§ Data extract:
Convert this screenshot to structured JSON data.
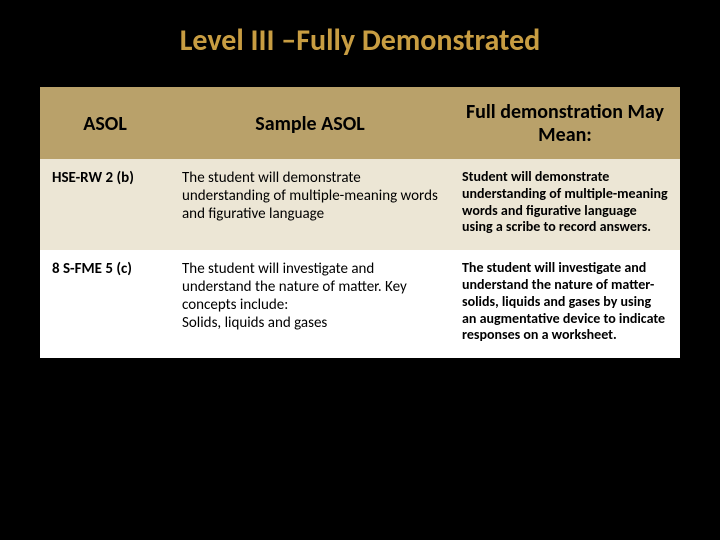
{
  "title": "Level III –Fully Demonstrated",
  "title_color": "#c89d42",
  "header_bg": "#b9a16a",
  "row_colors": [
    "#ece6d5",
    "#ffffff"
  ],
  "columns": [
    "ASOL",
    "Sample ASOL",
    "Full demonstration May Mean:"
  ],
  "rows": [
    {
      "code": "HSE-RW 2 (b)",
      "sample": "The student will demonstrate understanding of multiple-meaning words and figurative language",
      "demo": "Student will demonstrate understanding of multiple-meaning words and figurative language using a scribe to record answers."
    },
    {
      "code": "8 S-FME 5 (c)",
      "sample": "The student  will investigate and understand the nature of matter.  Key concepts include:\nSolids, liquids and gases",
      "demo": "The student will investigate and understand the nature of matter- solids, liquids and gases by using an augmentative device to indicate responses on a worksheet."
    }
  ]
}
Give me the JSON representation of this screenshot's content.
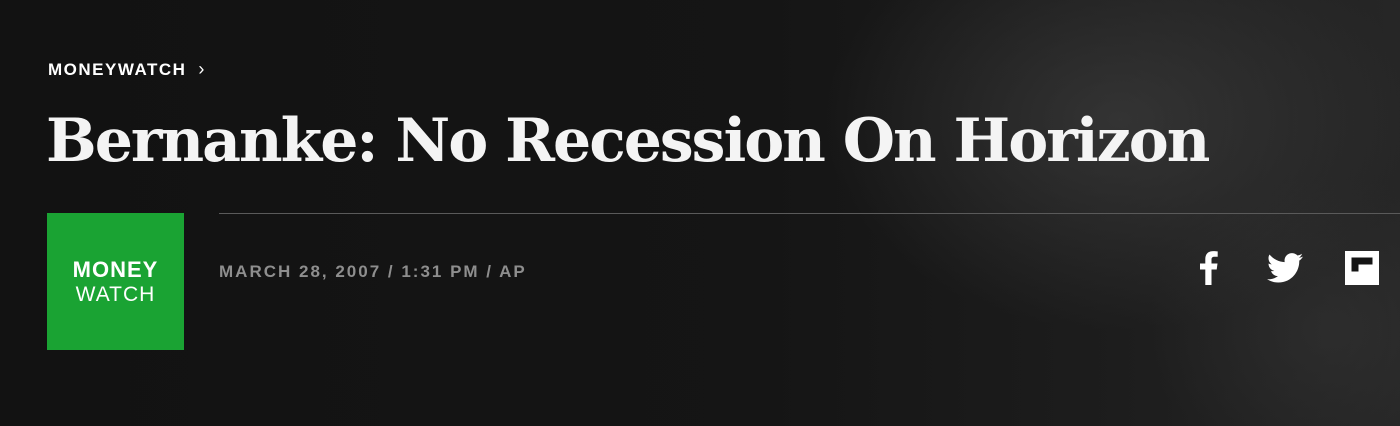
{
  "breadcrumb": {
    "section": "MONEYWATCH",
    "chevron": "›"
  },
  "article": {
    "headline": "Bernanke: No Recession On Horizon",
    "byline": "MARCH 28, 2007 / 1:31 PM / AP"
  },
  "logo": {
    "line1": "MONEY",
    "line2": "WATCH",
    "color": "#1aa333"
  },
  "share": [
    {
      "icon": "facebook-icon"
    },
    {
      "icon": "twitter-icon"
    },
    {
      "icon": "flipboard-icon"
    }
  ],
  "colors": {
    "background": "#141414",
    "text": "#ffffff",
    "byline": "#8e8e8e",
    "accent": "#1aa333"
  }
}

§ Exercise details: Using the records above, select and copy every line that has the word "will".

§ The completed task:
      "sample": "The student will demonstrate understanding of multiple-meaning words and figurative language",
      "demo": "Student will demonstrate understanding of multiple-meaning words and figurative language using a scribe to record answers."
      "sample": "The student  will investigate and understand the nature of matter.  Key concepts include:\nSolids, liquids and gases",
      "demo": "The student will investigate and understand the nature of matter- solids, liquids and gases by using an augmentative device to indicate responses on a worksheet."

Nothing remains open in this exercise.